Stated task: Every entry must be echoed exactly.

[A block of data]
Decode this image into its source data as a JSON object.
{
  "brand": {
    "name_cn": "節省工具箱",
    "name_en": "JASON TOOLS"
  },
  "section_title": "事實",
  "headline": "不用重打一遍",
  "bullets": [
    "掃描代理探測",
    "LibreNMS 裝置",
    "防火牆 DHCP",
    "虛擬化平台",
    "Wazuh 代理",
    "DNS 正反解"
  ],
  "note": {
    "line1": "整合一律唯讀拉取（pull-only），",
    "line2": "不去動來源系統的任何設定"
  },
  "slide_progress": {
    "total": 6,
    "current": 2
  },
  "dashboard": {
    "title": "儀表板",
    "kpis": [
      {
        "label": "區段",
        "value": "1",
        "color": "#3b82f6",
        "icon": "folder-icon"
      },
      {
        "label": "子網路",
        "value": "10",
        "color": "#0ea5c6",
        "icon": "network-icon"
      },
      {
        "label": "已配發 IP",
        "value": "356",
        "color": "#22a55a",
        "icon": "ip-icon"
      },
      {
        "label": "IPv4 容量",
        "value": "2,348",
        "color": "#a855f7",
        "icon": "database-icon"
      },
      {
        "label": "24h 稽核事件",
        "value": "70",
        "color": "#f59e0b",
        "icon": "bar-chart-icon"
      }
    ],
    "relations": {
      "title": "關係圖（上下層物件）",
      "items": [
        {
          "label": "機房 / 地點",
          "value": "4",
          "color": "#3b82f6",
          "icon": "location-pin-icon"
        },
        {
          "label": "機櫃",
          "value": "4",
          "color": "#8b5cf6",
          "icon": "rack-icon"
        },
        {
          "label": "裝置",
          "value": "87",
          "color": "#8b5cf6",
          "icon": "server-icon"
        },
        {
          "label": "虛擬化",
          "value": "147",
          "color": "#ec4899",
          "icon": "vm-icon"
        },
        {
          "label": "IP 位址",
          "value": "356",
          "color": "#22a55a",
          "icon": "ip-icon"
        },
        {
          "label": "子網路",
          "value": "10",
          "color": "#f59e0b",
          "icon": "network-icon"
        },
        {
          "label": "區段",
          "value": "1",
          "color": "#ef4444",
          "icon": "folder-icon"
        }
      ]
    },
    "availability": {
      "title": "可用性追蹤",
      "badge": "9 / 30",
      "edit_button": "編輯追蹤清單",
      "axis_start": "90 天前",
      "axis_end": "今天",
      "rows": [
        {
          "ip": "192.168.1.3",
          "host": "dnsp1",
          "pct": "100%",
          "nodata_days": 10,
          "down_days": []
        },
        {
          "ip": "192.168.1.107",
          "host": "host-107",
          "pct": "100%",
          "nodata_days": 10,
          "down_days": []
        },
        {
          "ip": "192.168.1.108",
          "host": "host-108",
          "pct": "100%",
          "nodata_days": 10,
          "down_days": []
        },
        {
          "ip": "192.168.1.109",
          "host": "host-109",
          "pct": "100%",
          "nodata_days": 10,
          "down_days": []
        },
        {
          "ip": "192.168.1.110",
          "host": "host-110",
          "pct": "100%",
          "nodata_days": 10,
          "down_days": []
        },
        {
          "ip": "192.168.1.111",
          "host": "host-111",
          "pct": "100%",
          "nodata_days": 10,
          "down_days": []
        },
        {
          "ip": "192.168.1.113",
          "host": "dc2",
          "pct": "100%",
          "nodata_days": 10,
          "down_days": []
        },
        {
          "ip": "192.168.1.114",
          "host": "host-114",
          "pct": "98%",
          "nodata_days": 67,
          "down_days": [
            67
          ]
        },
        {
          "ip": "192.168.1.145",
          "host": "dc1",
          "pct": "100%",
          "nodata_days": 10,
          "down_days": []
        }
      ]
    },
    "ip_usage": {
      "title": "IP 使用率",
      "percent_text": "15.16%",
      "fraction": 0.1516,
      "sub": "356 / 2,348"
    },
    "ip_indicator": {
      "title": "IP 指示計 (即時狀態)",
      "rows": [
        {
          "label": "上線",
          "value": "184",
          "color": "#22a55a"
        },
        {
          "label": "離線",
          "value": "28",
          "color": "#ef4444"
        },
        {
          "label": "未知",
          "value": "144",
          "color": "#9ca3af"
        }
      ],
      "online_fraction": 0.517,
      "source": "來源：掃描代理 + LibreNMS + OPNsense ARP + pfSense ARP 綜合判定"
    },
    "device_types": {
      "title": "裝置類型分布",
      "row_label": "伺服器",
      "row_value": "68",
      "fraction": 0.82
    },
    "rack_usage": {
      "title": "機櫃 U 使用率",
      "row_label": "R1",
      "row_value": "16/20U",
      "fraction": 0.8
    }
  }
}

Response to this exercise:
Decode this image into its source data as a JSON object.
{
  "brand": {
    "name_cn": "節省工具箱",
    "name_en": "JASON TOOLS"
  },
  "section_title": "事實",
  "headline": "不用重打一遍",
  "bullets": [
    "掃描代理探測",
    "LibreNMS 裝置",
    "防火牆 DHCP",
    "虛擬化平台",
    "Wazuh 代理",
    "DNS 正反解"
  ],
  "note": {
    "line1": "整合一律唯讀拉取（pull-only），",
    "line2": "不去動來源系統的任何設定"
  },
  "slide_progress": {
    "total": 6,
    "current": 2
  },
  "dashboard": {
    "title": "儀表板",
    "kpis": [
      {
        "label": "區段",
        "value": "1",
        "color": "#3b82f6",
        "icon": "folder-icon"
      },
      {
        "label": "子網路",
        "value": "10",
        "color": "#0ea5c6",
        "icon": "network-icon"
      },
      {
        "label": "已配發 IP",
        "value": "356",
        "color": "#22a55a",
        "icon": "ip-icon"
      },
      {
        "label": "IPv4 容量",
        "value": "2,348",
        "color": "#a855f7",
        "icon": "database-icon"
      },
      {
        "label": "24h 稽核事件",
        "value": "70",
        "color": "#f59e0b",
        "icon": "bar-chart-icon"
      }
    ],
    "relations": {
      "title": "關係圖（上下層物件）",
      "items": [
        {
          "label": "機房 / 地點",
          "value": "4",
          "color": "#3b82f6",
          "icon": "location-pin-icon"
        },
        {
          "label": "機櫃",
          "value": "4",
          "color": "#8b5cf6",
          "icon": "rack-icon"
        },
        {
          "label": "裝置",
          "value": "87",
          "color": "#8b5cf6",
          "icon": "server-icon"
        },
        {
          "label": "虛擬化",
          "value": "147",
          "color": "#ec4899",
          "icon": "vm-icon"
        },
        {
          "label": "IP 位址",
          "value": "356",
          "color": "#22a55a",
          "icon": "ip-icon"
        },
        {
          "label": "子網路",
          "value": "10",
          "color": "#f59e0b",
          "icon": "network-icon"
        },
        {
          "label": "區段",
          "value": "1",
          "color": "#ef4444",
          "icon": "folder-icon"
        }
      ]
    },
    "availability": {
      "title": "可用性追蹤",
      "badge": "9 / 30",
      "edit_button": "編輯追蹤清單",
      "axis_start": "90 天前",
      "axis_end": "今天",
      "rows": [
        {
          "ip": "192.168.1.3",
          "host": "dnsp1",
          "pct": "100%",
          "nodata_days": 10,
          "down_days": []
        },
        {
          "ip": "192.168.1.107",
          "host": "host-107",
          "pct": "100%",
          "nodata_days": 10,
          "down_days": []
        },
        {
          "ip": "192.168.1.108",
          "host": "host-108",
          "pct": "100%",
          "nodata_days": 10,
          "down_days": []
        },
        {
          "ip": "192.168.1.109",
          "host": "host-109",
          "pct": "100%",
          "nodata_days": 10,
          "down_days": []
        },
        {
          "ip": "192.168.1.110",
          "host": "host-110",
          "pct": "100%",
          "nodata_days": 10,
          "down_days": []
        },
        {
          "ip": "192.168.1.111",
          "host": "host-111",
          "pct": "100%",
          "nodata_days": 10,
          "down_days": []
        },
        {
          "ip": "192.168.1.113",
          "host": "dc2",
          "pct": "100%",
          "nodata_days": 10,
          "down_days": []
        },
        {
          "ip": "192.168.1.114",
          "host": "host-114",
          "pct": "98%",
          "nodata_days": 67,
          "down_days": [
            67
          ]
        },
        {
          "ip": "192.168.1.145",
          "host": "dc1",
          "pct": "100%",
          "nodata_days": 10,
          "down_days": []
        }
      ]
    },
    "ip_usage": {
      "title": "IP 使用率",
      "percent_text": "15.16%",
      "fraction": 0.1516,
      "sub": "356 / 2,348"
    },
    "ip_indicator": {
      "title": "IP 指示計 (即時狀態)",
      "rows": [
        {
          "label": "上線",
          "value": "184",
          "color": "#22a55a"
        },
        {
          "label": "離線",
          "value": "28",
          "color": "#ef4444"
        },
        {
          "label": "未知",
          "value": "144",
          "color": "#9ca3af"
        }
      ],
      "online_fraction": 0.517,
      "source": "來源：掃描代理 + LibreNMS + OPNsense ARP + pfSense ARP 綜合判定"
    },
    "device_types": {
      "title": "裝置類型分布",
      "row_label": "伺服器",
      "row_value": "68",
      "fraction": 0.82
    },
    "rack_usage": {
      "title": "機櫃 U 使用率",
      "row_label": "R1",
      "row_value": "16/20U",
      "fraction": 0.8
    }
  }
}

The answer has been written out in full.